**Problem details**.
Rewrite every one of the entries below, putting "Ste." wherever "Suite" appears and keeping everything else unchanged.

[Data items]
○ ○ ○ ○ ○ ○ ○

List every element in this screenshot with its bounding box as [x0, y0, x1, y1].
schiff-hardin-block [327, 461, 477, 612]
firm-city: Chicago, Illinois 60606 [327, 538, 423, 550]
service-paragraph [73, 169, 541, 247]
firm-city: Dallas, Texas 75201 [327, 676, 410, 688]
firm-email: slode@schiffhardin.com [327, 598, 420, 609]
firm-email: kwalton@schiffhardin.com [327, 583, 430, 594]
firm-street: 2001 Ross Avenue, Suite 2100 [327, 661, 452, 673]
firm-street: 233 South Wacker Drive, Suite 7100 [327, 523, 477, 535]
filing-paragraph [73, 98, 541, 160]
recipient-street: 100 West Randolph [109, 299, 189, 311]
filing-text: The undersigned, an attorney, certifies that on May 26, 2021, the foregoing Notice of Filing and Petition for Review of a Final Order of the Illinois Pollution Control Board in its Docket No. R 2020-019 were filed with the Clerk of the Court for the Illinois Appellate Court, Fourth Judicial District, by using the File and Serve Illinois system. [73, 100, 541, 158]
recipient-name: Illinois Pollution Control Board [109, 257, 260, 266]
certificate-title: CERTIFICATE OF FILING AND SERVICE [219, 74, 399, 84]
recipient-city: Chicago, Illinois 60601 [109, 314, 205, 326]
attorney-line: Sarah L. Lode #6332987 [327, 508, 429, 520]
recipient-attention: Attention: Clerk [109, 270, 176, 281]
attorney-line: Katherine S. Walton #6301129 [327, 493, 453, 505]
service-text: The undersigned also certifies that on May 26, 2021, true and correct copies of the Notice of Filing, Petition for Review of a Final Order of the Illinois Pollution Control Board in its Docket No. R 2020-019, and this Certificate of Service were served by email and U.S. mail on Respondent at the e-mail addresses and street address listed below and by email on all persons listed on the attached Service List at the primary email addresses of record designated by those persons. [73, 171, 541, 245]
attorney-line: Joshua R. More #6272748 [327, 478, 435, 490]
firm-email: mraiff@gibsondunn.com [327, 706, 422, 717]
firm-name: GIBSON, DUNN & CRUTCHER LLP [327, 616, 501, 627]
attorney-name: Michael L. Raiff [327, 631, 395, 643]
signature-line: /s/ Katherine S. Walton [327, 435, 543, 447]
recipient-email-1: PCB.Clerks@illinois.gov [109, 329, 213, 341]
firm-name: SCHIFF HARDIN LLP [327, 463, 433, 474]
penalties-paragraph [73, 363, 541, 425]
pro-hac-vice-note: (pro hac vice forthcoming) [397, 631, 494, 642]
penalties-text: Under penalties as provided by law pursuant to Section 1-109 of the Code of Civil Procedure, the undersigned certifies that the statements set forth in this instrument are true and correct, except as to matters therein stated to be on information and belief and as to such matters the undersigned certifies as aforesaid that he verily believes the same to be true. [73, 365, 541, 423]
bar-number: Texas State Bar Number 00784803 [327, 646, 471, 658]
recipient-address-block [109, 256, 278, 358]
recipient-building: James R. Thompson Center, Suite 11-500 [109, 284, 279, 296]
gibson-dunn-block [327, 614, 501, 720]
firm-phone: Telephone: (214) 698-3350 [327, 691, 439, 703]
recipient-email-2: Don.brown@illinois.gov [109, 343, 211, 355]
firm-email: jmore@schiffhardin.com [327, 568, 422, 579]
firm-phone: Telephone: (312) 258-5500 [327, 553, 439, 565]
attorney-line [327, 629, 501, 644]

○ ○ ○ ○ ○ ○ ○

**Exercise answer**.
List every element in this screenshot with its bounding box as [x0, y0, x1, y1].
schiff-hardin-block [327, 461, 477, 612]
firm-city: Chicago, Illinois 60606 [327, 538, 423, 550]
service-paragraph [73, 169, 541, 247]
firm-city: Dallas, Texas 75201 [327, 676, 410, 688]
firm-email: slode@schiffhardin.com [327, 598, 420, 609]
firm-email: kwalton@schiffhardin.com [327, 583, 430, 594]
firm-street: 2001 Ross Avenue, Ste. 2100 [327, 661, 452, 673]
firm-street: 233 South Wacker Drive, Ste. 7100 [327, 523, 477, 535]
filing-paragraph [73, 98, 541, 160]
recipient-street: 100 West Randolph [109, 299, 189, 311]
filing-text: The undersigned, an attorney, certifies that on May 26, 2021, the foregoing Notice of Filing and Petition for Review of a Final Order of the Illinois Pollution Control Board in its Docket No. R 2020-019 were filed with the Clerk of the Court for the Illinois Appellate Court, Fourth Judicial District, by using the File and Serve Illinois system. [73, 100, 541, 158]
recipient-name: Illinois Pollution Control Board [109, 257, 260, 266]
certificate-title: CERTIFICATE OF FILING AND SERVICE [219, 74, 399, 84]
recipient-city: Chicago, Illinois 60601 [109, 314, 205, 326]
attorney-line: Sarah L. Lode #6332987 [327, 508, 429, 520]
recipient-attention: Attention: Clerk [109, 270, 176, 281]
attorney-line: Katherine S. Walton #6301129 [327, 493, 453, 505]
service-text: The undersigned also certifies that on May 26, 2021, true and correct copies of the Notice of Filing, Petition for Review of a Final Order of the Illinois Pollution Control Board in its Docket No. R 2020-019, and this Certificate of Service were served by email and U.S. mail on Respondent at the e-mail addresses and street address listed below and by email on all persons listed on the attached Service List at the primary email addresses of record designated by those persons. [73, 171, 541, 245]
attorney-line: Joshua R. More #6272748 [327, 478, 435, 490]
firm-email: mraiff@gibsondunn.com [327, 706, 422, 717]
firm-name: GIBSON, DUNN & CRUTCHER LLP [327, 616, 501, 627]
attorney-name: Michael L. Raiff [327, 631, 395, 643]
signature-line: /s/ Katherine S. Walton [327, 435, 543, 447]
recipient-email-1: PCB.Clerks@illinois.gov [109, 329, 213, 341]
firm-name: SCHIFF HARDIN LLP [327, 463, 433, 474]
penalties-paragraph [73, 363, 541, 425]
pro-hac-vice-note: (pro hac vice forthcoming) [397, 631, 494, 642]
penalties-text: Under penalties as provided by law pursuant to Section 1-109 of the Code of Civil Procedure, the undersigned certifies that the statements set forth in this instrument are true and correct, except as to matters therein stated to be on information and belief and as to such matters the undersigned certifies as aforesaid that he verily believes the same to be true. [73, 365, 541, 423]
bar-number: Texas State Bar Number 00784803 [327, 646, 471, 658]
recipient-address-block [109, 256, 278, 358]
recipient-building: James R. Thompson Center, Ste. 11-500 [109, 284, 279, 296]
gibson-dunn-block [327, 614, 501, 720]
firm-phone: Telephone: (214) 698-3350 [327, 691, 439, 703]
recipient-email-2: Don.brown@illinois.gov [109, 343, 211, 355]
firm-email: jmore@schiffhardin.com [327, 568, 422, 579]
firm-phone: Telephone: (312) 258-5500 [327, 553, 439, 565]
attorney-line [327, 629, 501, 644]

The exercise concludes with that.